Give the number of lines containing "velocity" in this listing, with no other words.

####################

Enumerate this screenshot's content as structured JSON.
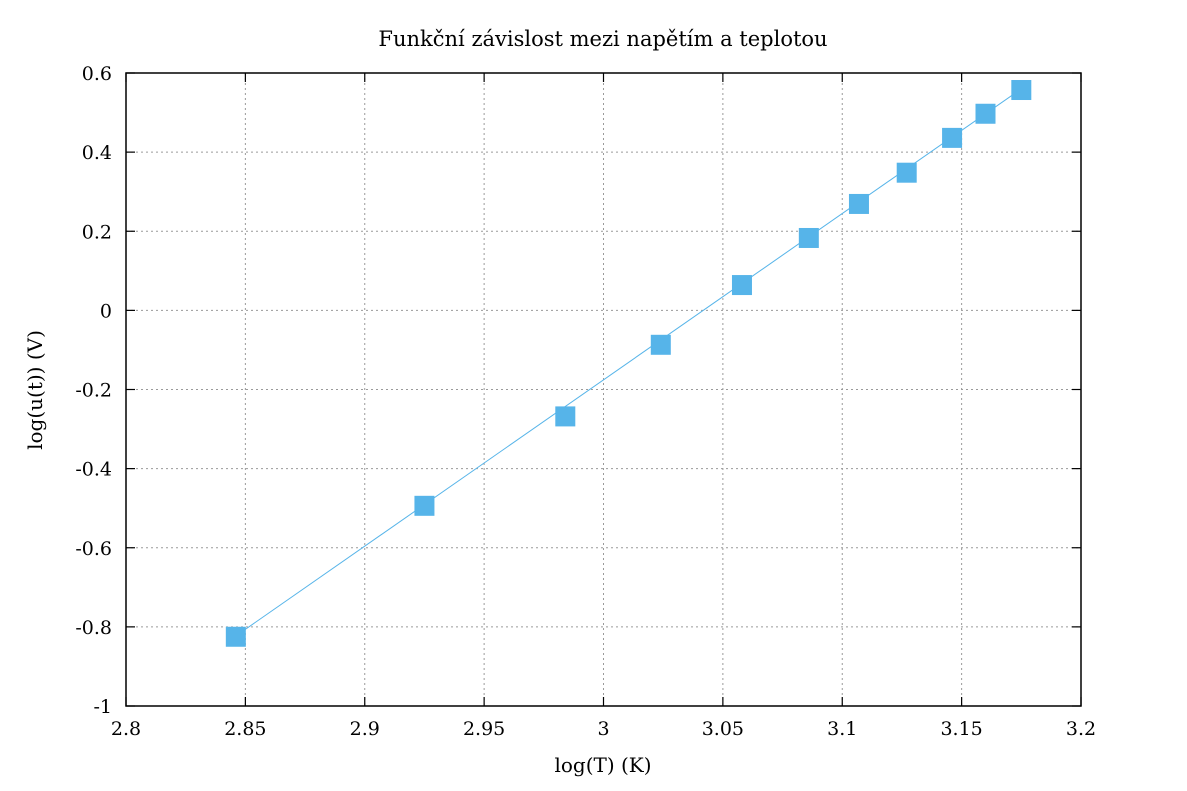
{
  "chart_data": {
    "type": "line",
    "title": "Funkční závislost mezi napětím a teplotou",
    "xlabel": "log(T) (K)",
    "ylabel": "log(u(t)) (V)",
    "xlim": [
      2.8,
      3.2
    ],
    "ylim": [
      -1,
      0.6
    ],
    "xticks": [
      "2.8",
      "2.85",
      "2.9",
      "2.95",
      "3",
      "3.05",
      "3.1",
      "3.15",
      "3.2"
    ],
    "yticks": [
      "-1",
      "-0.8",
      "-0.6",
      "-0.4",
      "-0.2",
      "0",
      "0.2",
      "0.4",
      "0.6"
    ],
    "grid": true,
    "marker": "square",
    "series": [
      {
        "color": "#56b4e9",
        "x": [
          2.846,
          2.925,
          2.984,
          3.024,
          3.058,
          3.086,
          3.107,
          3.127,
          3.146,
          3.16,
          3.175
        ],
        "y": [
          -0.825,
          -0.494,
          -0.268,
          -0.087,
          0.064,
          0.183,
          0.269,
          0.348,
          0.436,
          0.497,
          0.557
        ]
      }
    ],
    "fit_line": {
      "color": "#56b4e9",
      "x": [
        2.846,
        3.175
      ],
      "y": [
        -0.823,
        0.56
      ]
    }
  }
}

####################

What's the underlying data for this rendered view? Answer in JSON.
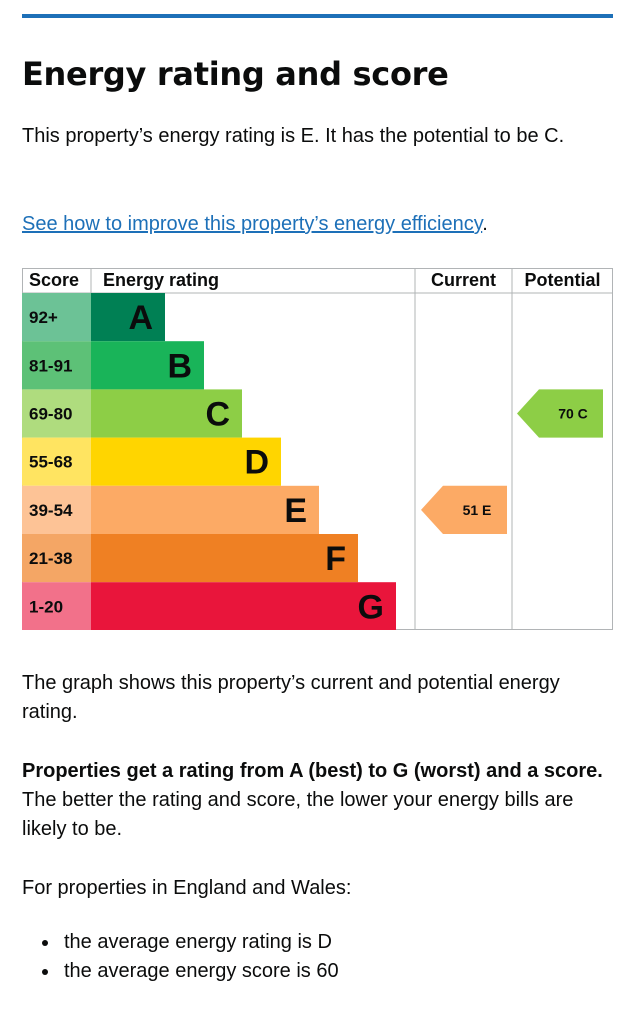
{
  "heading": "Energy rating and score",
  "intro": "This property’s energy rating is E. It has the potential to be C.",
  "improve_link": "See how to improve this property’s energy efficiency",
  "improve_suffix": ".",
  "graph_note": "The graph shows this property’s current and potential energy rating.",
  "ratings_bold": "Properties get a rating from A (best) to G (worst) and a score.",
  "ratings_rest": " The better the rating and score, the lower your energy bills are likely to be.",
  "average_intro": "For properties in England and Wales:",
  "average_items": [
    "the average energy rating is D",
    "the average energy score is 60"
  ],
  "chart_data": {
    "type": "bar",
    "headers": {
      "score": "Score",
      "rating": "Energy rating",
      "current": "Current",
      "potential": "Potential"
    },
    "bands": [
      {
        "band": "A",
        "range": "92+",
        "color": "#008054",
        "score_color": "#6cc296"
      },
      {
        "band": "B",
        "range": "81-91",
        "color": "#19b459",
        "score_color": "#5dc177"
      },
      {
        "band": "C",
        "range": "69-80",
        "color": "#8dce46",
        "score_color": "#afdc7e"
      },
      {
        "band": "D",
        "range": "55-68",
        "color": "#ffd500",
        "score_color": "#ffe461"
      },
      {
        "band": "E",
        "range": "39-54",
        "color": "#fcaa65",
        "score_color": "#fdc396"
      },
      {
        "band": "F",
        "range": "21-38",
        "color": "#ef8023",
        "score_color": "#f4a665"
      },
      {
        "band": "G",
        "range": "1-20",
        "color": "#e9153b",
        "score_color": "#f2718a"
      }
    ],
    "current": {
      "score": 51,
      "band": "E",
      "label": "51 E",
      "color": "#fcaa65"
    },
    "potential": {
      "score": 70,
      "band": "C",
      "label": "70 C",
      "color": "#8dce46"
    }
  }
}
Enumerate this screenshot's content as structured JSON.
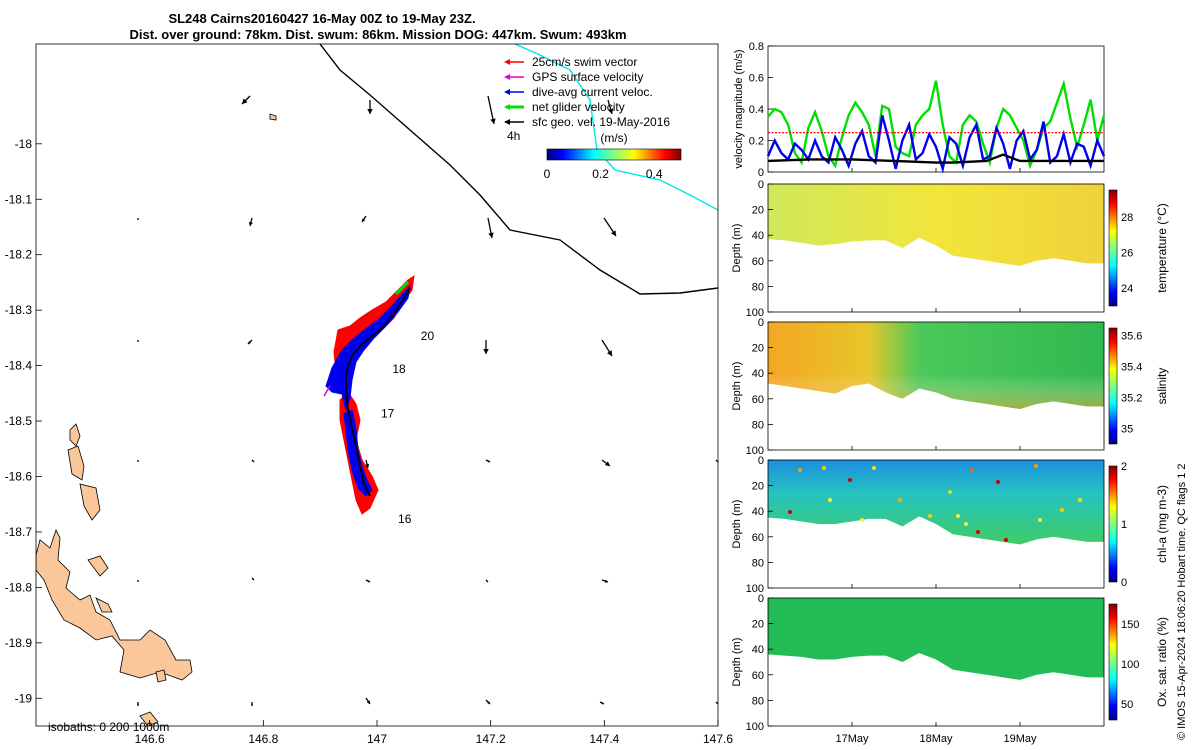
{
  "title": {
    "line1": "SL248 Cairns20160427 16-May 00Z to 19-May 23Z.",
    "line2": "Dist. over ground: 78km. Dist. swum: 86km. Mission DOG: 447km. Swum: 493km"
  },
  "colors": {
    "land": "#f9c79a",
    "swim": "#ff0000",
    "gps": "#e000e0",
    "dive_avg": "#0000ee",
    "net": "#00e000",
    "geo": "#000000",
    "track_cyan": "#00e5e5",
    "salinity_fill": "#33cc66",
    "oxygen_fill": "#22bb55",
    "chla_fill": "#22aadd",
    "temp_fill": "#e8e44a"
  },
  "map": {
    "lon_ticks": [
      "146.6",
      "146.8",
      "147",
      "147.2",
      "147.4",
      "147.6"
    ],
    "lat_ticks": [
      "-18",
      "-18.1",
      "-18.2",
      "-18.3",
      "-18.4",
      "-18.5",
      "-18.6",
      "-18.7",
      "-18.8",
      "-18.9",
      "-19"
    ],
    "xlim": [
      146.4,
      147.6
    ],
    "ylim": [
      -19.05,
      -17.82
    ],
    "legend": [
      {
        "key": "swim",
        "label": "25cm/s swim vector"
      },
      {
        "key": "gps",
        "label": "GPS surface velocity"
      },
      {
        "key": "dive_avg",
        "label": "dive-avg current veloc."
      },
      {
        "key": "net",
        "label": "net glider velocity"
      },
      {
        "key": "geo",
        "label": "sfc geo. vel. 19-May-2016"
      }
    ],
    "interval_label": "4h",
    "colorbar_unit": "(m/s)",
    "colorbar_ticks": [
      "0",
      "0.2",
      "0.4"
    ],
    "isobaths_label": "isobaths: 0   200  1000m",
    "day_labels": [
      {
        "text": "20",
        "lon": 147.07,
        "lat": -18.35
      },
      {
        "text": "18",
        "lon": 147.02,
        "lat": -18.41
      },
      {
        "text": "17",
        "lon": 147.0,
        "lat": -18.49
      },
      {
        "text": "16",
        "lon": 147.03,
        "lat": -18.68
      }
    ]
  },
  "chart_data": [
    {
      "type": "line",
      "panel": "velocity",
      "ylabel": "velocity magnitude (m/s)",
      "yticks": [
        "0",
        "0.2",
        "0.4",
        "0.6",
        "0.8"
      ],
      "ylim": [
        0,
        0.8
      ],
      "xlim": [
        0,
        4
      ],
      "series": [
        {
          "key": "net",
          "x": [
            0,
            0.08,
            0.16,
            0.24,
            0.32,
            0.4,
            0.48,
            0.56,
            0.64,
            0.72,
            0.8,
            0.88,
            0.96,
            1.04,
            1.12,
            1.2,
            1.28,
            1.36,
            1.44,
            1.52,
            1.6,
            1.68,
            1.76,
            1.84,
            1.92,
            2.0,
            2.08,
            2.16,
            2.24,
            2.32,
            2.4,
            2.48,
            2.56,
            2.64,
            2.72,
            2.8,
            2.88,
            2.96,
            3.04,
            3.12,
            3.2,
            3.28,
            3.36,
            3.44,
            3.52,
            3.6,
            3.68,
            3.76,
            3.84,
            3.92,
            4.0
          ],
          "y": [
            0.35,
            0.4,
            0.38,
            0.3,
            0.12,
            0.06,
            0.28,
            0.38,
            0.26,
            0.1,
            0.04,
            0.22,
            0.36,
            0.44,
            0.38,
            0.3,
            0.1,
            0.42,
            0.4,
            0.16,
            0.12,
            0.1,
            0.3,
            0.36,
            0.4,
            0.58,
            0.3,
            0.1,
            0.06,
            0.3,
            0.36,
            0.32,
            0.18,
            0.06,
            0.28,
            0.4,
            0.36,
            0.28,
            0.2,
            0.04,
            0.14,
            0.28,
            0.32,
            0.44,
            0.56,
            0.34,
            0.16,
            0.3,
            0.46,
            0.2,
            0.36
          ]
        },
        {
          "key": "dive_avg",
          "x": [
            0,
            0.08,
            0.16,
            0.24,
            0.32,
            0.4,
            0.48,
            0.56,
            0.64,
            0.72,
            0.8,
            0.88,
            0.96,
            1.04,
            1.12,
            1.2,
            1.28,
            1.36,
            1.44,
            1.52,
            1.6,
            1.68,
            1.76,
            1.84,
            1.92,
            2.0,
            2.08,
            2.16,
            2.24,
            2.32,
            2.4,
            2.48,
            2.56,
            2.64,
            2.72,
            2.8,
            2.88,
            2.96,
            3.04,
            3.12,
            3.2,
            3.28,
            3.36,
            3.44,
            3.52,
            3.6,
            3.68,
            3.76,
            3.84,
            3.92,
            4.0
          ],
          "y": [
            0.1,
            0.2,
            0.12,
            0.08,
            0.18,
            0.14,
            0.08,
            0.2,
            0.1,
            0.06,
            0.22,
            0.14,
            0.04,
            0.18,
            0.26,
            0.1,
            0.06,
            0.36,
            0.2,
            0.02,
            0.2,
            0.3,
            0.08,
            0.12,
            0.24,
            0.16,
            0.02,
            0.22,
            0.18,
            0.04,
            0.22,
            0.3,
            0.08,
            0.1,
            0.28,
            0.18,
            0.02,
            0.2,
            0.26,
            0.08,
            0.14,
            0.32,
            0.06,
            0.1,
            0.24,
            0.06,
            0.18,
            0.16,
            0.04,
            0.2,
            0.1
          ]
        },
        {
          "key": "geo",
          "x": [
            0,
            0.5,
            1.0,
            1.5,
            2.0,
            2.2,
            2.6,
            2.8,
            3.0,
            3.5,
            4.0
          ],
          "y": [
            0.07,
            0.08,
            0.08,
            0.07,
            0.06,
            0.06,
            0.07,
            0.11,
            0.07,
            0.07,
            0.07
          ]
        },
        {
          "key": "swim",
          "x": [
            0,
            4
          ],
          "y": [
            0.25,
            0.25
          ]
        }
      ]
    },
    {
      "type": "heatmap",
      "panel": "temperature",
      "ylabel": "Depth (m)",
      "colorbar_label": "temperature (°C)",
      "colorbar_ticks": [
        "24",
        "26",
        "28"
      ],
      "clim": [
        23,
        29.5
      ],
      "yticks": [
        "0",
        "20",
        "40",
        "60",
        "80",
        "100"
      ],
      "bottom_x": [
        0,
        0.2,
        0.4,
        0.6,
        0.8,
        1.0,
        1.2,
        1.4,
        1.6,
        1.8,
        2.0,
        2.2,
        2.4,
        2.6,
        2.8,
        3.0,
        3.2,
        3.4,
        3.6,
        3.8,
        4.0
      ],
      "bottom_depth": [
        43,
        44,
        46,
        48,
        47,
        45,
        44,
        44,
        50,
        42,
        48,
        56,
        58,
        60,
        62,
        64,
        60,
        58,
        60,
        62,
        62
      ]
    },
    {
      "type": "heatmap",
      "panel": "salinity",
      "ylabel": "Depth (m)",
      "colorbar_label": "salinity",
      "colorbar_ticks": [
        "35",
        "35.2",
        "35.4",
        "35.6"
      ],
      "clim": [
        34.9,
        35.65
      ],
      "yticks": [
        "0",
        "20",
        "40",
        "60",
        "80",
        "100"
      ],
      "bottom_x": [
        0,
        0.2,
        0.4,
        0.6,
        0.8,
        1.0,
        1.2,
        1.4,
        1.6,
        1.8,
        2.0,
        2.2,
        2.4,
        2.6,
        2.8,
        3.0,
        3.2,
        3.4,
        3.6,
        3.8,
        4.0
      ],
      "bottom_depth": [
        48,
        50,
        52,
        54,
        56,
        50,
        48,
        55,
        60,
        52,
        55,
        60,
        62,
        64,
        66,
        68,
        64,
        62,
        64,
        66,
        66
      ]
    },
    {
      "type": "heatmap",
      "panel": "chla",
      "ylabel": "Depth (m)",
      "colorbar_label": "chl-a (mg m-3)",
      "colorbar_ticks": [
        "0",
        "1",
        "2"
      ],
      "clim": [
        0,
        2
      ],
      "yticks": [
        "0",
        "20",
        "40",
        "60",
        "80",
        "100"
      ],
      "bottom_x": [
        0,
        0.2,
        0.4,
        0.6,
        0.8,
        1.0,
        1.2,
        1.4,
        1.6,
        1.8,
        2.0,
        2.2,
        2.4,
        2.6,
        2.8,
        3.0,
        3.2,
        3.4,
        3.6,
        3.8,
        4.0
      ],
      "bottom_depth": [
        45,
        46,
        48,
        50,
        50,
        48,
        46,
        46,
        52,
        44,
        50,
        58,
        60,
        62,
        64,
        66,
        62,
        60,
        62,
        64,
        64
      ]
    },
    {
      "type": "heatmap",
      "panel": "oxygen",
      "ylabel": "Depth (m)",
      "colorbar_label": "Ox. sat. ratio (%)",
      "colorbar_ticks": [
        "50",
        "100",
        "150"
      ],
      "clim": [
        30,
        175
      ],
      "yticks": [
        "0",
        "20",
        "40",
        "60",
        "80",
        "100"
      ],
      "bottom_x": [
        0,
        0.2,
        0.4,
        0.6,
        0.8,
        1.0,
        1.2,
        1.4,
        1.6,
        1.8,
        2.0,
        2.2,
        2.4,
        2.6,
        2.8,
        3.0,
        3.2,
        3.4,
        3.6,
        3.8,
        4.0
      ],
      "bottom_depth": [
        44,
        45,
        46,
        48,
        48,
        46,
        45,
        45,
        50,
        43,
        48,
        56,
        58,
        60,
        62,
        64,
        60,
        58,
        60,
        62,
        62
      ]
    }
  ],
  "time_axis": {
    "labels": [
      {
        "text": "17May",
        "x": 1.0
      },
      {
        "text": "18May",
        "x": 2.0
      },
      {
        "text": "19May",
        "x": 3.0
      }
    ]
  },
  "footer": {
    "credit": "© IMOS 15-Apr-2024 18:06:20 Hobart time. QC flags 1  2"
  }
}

####################

→ EXERCISE ANSWER
4